Directions for this task: Say how many lines contain the word "subscriptions". Only the number should be given.

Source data
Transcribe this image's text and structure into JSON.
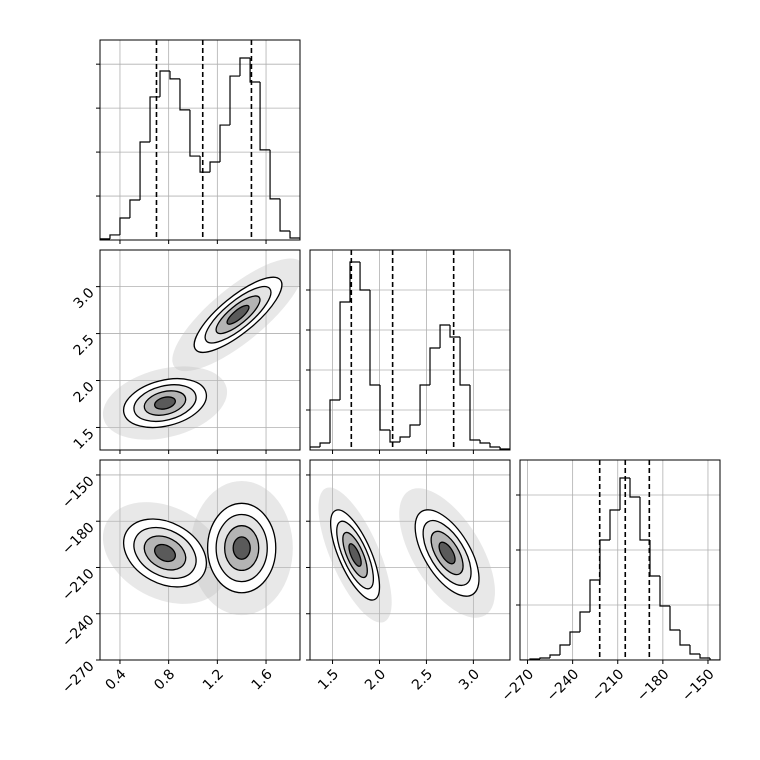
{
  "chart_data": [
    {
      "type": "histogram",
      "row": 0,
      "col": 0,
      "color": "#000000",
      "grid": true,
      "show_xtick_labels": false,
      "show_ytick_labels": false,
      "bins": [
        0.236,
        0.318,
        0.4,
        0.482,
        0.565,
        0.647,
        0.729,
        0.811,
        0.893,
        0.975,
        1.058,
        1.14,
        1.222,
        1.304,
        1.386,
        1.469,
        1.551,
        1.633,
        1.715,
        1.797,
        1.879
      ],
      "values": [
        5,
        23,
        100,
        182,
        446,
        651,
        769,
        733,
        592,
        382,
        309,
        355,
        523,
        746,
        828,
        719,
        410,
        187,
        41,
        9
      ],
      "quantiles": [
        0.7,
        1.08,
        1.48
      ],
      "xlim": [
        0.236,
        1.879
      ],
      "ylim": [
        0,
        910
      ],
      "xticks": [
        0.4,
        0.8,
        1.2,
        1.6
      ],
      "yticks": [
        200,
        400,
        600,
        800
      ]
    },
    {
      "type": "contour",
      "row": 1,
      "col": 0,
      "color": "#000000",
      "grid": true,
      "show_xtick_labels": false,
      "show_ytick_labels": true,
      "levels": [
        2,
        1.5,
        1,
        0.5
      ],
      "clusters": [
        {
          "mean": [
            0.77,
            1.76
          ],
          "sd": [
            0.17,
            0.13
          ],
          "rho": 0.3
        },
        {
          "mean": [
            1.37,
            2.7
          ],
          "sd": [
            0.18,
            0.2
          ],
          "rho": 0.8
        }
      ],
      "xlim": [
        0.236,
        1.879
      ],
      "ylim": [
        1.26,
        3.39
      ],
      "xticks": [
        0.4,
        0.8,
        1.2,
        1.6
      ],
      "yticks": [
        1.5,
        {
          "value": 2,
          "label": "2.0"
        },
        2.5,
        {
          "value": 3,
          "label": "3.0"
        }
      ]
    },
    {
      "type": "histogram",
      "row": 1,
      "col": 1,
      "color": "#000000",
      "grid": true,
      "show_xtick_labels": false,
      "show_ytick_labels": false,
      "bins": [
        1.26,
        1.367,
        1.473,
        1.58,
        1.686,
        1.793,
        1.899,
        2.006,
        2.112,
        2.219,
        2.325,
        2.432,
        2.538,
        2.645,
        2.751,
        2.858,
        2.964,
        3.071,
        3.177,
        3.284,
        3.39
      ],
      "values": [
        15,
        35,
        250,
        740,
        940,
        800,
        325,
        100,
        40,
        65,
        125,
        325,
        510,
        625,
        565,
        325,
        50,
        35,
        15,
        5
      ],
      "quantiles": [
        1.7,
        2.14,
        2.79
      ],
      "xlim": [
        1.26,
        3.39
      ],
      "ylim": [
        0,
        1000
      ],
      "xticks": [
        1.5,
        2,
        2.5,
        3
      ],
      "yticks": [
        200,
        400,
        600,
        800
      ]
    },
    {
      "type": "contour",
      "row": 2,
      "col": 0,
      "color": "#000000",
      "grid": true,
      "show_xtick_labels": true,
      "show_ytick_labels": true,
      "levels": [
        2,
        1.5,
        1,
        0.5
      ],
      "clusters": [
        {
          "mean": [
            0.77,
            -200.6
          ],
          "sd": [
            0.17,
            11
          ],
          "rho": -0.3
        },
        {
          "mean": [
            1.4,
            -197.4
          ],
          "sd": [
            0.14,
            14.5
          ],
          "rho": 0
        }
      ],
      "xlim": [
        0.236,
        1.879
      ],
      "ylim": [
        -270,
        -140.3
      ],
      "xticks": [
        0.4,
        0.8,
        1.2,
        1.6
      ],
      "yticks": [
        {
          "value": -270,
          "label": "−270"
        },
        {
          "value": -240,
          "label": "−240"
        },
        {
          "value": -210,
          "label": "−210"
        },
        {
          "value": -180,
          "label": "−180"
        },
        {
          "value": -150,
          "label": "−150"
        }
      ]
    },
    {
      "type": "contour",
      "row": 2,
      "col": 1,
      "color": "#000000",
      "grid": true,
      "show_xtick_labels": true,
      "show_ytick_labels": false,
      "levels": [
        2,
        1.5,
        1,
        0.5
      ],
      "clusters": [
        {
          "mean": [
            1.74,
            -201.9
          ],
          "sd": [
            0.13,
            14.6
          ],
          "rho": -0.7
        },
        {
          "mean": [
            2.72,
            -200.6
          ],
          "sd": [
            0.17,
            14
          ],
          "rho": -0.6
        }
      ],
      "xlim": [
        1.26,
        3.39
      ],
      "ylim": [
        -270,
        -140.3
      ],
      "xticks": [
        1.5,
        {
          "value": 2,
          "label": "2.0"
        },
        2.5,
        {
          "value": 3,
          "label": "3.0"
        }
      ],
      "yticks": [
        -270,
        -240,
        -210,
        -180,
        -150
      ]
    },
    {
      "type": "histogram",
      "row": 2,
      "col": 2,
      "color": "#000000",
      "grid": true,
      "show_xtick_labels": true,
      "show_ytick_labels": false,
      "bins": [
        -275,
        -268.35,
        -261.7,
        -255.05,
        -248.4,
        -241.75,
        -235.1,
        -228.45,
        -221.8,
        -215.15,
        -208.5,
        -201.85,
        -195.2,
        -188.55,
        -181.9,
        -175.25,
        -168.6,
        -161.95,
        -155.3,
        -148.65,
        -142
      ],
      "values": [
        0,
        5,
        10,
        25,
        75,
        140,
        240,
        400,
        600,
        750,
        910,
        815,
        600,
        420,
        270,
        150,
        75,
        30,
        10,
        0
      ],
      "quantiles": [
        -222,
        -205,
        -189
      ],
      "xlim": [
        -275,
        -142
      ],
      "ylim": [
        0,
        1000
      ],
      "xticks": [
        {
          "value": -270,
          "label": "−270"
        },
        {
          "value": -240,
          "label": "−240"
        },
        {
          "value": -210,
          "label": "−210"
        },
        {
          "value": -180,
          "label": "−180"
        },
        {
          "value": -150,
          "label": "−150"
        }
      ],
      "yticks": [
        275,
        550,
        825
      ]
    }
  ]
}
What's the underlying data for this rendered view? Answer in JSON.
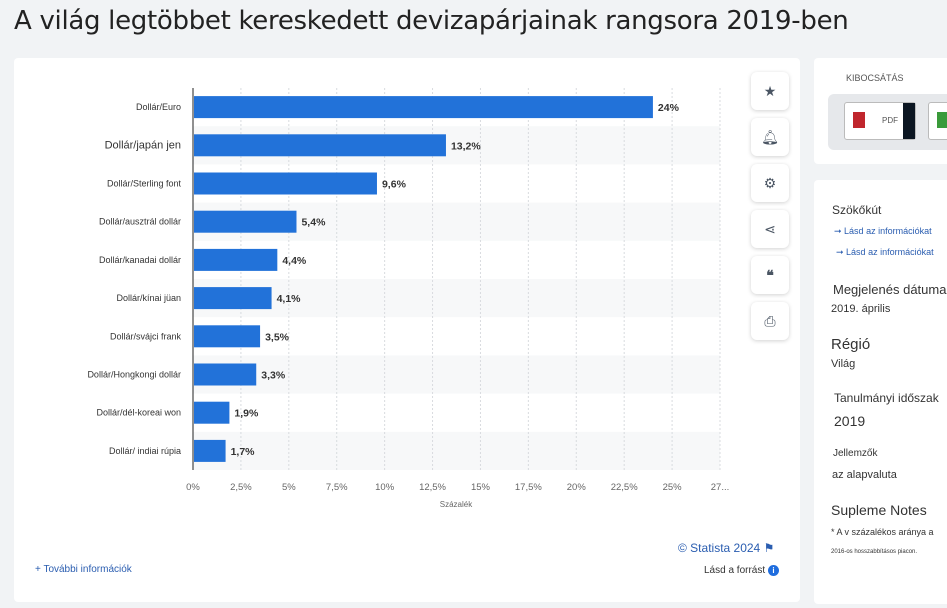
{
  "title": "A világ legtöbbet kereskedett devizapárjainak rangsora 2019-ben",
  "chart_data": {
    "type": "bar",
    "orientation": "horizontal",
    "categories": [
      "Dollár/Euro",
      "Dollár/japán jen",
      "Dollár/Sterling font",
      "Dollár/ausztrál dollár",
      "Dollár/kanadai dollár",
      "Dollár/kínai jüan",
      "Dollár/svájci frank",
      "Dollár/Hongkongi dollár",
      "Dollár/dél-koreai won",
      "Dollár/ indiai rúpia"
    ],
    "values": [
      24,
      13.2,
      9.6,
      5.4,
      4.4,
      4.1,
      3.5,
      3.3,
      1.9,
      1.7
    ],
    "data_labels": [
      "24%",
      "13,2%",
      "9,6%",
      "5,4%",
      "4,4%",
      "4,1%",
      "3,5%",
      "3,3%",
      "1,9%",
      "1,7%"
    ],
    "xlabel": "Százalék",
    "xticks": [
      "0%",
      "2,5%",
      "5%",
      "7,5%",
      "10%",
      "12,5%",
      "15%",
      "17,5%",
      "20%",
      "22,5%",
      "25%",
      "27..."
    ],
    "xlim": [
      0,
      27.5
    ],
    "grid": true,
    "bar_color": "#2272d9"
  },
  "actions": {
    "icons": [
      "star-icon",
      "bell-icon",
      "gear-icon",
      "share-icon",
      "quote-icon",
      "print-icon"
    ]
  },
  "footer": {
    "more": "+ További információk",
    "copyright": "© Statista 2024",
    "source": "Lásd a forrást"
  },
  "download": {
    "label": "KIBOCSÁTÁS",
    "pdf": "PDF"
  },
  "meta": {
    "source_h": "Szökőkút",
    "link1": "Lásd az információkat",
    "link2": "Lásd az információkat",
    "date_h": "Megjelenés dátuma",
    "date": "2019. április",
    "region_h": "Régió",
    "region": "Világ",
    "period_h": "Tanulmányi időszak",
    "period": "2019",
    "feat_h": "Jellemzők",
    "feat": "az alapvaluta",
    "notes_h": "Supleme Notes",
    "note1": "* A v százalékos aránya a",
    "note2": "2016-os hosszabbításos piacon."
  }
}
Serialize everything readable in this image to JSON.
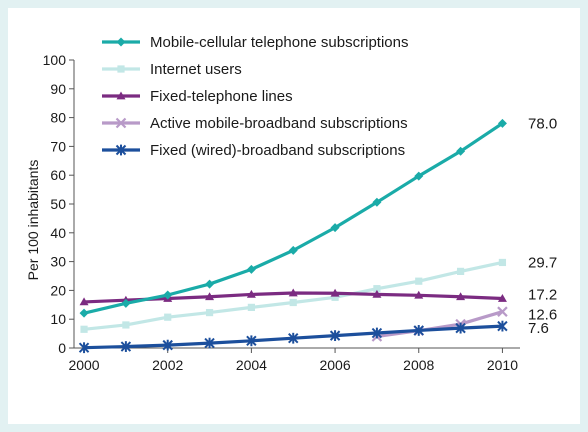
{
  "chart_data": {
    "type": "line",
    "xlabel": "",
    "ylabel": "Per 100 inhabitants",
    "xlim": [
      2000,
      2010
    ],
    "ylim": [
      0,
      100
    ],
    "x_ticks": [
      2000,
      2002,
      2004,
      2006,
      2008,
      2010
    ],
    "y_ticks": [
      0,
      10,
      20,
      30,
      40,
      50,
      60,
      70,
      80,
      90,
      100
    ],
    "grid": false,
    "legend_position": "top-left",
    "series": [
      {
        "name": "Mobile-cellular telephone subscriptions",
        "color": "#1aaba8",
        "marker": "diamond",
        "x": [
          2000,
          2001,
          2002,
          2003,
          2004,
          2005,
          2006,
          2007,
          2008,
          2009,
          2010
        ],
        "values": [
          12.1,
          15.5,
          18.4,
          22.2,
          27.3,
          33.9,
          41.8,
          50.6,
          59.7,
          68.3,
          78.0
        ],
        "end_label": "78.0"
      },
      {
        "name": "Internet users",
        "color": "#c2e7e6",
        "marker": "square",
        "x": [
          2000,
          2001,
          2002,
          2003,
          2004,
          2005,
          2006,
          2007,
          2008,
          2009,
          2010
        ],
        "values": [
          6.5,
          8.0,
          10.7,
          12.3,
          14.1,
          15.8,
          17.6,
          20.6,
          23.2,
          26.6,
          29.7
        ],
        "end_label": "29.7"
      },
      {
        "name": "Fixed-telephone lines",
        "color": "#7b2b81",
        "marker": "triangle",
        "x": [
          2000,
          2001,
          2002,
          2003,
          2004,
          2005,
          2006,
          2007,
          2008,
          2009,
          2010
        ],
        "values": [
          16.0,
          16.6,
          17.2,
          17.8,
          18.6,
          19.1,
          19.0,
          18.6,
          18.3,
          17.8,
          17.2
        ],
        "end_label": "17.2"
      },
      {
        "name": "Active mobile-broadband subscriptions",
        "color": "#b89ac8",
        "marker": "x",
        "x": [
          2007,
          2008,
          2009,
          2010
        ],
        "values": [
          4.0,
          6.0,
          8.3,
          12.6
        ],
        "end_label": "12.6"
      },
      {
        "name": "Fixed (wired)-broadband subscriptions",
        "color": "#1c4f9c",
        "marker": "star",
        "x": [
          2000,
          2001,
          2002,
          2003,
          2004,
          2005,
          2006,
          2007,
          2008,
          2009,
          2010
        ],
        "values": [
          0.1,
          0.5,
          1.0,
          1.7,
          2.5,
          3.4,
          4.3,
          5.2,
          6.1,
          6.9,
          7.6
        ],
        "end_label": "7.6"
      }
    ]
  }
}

Exercise output: 3